◆ GIVEN EXERCISE A: In the Calgary arts passage, how many people were in the choir that sang "Alberta!" at the Olympic opening ceremony?
◆ GIVEN EXERCISE B: Reproduce the Calgary arts passage from "Calgary was a" up to and including "of Arts Commons.", swapping "Olympic Plaza" for "City Plaza".

───── SELECTED EXTRACT ─────

In those early years, The Centre hosted memorable performances from established luminaries and rising stars, such as Johnny Cash, KD Lang, Leonard Cohen, and an intimate acoustic concert from Bryan Adams. Whether it was an internationally lauded play or contemporary orchestral work, there was always something new and exciting to experience. "[The Centre] really woke up the cultural scene in Calgary,” Martha Cohen observed in 2010. “We created a theatre district that other companies are trying to copy now."
Calgary was a city on the move and when the Winter Olympics arrived in 1988 everyone’s eyes turned northward. The city buzzed with excitement as the Calgary Stampede Showband kicked off the opening ceremony and the 1,100-person choir sang “Alberta!” At the center of it all was Olympic Plaza, the heart of the games and landmark for the medal ceremonies, where the national anthems of the medalists would ring out through the park, celebrating the competition and camaraderie of the games. The world was watching. And it was all happening at the front door of Arts Commons.

───── MATERIAL SUPPLIED ─────

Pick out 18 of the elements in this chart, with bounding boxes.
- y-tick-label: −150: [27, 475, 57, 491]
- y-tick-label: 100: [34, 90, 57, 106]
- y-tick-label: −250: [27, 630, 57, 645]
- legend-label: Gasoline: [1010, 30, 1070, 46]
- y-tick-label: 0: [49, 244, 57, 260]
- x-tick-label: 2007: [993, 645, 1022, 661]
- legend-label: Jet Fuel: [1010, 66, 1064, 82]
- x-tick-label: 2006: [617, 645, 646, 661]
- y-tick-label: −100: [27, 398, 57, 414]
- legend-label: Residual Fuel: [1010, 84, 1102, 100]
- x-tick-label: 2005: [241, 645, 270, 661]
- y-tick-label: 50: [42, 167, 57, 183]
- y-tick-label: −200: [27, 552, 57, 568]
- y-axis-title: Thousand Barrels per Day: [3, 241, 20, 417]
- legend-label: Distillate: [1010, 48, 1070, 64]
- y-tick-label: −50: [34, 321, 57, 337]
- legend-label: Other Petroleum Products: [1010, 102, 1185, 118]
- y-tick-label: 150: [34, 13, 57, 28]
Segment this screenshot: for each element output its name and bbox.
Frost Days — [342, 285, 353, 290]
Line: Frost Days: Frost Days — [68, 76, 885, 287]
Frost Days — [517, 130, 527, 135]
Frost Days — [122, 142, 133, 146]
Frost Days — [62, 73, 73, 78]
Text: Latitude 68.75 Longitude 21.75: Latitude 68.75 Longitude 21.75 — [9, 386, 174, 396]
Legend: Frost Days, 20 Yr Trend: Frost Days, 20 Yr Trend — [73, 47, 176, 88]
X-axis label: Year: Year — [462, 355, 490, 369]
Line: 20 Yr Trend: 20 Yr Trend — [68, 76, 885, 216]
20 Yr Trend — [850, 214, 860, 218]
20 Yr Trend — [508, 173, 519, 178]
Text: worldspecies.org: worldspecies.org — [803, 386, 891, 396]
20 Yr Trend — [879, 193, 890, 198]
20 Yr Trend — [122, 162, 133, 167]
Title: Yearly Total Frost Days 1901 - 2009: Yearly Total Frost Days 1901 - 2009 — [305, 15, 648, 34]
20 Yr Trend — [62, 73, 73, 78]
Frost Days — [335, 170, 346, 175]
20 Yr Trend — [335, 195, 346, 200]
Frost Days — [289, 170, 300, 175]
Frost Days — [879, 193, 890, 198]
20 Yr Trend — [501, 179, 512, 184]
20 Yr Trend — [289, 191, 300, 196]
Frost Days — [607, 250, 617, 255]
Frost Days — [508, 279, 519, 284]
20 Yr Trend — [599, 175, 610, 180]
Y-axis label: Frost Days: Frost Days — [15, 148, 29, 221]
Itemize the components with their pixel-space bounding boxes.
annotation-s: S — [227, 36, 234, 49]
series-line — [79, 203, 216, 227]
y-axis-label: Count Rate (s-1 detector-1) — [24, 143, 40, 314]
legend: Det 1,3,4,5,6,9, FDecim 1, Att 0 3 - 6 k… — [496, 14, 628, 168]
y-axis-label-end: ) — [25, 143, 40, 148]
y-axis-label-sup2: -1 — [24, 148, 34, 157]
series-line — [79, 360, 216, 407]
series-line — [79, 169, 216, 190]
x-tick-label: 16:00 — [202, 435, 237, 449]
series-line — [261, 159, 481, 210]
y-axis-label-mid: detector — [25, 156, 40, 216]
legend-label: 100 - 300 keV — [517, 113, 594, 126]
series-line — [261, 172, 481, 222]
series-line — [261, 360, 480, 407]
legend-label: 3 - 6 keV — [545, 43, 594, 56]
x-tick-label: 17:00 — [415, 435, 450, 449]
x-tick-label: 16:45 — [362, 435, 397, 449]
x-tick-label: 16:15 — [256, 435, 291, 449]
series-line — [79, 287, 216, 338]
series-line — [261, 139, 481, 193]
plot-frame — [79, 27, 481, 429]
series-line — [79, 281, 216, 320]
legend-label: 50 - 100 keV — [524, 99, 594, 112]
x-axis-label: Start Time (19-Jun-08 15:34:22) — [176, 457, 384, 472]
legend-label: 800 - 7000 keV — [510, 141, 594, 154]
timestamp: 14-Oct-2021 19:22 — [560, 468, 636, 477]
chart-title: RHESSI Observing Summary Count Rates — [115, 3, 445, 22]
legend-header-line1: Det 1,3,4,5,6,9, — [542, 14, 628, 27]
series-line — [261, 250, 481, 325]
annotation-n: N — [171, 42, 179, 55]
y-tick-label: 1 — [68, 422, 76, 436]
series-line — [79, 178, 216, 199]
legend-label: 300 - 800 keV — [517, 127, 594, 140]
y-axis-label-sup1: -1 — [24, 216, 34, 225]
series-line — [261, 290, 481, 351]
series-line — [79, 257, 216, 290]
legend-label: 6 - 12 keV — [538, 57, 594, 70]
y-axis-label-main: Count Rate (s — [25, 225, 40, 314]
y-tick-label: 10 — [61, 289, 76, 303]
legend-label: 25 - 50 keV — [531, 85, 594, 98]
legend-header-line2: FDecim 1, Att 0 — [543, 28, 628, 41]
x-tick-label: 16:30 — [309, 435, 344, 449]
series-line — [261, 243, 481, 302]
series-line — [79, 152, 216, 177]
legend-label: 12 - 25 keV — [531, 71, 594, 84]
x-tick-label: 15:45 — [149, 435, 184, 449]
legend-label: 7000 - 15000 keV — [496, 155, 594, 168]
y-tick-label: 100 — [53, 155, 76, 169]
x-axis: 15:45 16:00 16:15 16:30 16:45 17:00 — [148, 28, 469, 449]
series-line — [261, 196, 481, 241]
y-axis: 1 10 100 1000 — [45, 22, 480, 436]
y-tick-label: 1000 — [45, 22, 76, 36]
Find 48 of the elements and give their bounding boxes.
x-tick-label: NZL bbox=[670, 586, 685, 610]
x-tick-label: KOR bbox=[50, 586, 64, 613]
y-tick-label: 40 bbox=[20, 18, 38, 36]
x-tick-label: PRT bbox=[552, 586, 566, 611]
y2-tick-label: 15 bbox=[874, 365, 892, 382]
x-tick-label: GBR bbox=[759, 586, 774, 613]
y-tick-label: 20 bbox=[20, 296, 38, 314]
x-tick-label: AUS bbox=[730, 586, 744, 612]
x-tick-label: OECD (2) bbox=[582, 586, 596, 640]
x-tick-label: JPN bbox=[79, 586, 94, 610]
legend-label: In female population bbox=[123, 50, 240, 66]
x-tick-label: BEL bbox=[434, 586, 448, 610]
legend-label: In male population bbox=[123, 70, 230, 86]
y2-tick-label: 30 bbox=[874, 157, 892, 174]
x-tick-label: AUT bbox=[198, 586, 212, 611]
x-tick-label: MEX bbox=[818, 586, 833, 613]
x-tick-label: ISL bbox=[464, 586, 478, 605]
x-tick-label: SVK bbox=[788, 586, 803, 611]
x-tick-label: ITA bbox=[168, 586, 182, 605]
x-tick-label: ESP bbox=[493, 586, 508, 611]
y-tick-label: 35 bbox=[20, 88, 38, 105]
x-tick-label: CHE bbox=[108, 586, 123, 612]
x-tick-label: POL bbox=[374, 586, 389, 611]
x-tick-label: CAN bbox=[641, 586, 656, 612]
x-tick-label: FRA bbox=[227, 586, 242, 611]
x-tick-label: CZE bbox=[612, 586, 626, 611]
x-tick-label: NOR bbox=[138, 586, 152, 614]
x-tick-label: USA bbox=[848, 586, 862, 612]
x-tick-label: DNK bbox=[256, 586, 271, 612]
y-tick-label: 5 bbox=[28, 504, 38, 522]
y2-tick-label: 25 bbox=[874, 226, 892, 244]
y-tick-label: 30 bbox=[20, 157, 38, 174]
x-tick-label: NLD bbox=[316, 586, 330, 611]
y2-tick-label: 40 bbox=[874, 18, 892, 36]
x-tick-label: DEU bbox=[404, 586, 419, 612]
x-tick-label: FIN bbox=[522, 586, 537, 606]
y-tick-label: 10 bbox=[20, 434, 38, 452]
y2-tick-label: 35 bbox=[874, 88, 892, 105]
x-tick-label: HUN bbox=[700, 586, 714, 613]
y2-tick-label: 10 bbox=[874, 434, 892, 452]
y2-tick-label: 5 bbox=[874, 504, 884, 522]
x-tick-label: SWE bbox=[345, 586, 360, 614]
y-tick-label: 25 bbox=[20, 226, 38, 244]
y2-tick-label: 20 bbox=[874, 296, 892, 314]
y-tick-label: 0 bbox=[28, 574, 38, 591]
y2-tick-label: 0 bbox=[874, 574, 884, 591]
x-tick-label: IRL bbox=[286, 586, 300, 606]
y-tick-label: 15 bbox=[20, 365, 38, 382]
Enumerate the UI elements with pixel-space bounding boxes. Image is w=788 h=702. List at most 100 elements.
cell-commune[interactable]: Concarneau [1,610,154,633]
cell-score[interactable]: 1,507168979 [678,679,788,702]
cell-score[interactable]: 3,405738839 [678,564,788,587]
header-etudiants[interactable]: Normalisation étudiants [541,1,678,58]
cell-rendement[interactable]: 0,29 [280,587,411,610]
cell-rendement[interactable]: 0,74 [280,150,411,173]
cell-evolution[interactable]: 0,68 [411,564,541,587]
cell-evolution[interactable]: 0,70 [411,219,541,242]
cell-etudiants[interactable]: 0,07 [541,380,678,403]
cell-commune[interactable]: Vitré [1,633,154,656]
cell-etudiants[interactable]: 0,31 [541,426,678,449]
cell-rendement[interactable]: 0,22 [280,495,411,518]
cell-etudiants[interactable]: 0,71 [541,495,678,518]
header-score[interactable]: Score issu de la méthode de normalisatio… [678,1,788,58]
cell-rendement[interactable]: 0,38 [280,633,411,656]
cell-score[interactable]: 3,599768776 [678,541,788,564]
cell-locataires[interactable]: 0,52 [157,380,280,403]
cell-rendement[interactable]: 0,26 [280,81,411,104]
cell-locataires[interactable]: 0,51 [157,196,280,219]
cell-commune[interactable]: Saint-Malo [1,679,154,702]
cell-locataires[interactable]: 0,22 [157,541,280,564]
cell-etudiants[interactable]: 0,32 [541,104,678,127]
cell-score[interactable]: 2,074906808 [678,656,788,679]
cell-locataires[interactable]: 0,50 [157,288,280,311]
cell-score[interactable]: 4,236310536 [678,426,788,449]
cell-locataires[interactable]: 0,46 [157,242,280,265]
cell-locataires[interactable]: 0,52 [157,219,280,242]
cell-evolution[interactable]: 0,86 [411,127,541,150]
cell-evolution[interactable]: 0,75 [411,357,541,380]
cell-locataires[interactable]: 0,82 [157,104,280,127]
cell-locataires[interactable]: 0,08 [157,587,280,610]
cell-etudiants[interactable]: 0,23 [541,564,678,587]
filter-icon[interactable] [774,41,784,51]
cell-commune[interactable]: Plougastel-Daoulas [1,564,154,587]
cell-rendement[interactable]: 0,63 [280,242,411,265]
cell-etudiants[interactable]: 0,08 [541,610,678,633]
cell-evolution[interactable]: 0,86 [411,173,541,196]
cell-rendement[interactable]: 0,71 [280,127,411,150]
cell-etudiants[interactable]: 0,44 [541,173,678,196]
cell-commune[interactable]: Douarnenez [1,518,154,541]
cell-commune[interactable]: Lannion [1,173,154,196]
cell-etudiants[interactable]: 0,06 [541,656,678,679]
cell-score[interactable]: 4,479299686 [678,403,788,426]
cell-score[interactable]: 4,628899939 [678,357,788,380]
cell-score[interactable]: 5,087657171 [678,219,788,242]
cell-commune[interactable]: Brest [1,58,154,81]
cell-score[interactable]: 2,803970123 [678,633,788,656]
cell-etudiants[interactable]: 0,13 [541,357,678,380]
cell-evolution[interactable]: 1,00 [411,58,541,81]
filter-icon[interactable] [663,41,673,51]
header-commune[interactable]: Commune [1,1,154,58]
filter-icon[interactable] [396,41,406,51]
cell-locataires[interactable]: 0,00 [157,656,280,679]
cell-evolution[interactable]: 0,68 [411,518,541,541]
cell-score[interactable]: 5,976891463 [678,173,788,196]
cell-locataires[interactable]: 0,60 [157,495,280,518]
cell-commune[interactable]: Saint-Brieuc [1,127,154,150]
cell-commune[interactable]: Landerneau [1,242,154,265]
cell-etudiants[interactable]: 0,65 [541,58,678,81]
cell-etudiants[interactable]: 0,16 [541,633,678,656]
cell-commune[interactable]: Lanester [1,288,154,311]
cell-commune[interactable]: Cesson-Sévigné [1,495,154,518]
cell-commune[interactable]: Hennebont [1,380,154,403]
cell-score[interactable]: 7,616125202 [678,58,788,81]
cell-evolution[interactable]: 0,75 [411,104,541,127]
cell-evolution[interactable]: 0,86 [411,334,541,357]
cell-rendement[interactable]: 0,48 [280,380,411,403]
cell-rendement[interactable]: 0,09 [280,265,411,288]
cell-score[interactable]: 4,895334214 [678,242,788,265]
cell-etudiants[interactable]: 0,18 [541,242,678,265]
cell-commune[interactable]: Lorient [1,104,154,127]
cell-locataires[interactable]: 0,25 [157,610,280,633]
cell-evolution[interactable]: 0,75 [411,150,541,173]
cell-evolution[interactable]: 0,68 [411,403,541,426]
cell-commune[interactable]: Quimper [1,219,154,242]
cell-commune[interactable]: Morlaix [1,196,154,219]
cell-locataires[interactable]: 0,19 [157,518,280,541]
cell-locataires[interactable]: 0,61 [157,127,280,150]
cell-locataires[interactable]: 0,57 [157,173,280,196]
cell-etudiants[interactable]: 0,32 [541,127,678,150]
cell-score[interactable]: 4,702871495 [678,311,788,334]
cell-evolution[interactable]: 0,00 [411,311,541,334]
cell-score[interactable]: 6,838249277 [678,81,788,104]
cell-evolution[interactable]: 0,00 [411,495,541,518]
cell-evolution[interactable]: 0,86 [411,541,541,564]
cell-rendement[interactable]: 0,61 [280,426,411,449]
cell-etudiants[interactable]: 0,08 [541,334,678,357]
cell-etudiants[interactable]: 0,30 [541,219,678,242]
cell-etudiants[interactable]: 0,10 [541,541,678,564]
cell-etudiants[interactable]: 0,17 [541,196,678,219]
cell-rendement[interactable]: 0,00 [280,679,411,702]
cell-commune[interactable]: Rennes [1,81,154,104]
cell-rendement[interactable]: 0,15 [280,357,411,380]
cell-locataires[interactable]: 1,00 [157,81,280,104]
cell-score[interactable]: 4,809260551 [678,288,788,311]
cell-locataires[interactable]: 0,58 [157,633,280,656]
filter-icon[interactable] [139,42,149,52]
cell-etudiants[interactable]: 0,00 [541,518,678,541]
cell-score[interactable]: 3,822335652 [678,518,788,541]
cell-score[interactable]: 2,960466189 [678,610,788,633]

─────

◆ RESPONSE A: 1,100

◆ RESPONSE B:
Calgary was a city on the move and when the Winter Olympics arrived in 1988 everyone’s eyes turned northward. The city buzzed with excitement as the Calgary Stampede Showband kicked off the opening ceremony and the 1,100-person choir sang “Alberta!” At the center of it all was City Plaza, the heart of the games and landmark for the medal ceremonies, where the national anthems of the medalists would ring out through the park, celebrating the competition and camaraderie of the games. The world was watching. And it was all happening at the front door of Arts Commons.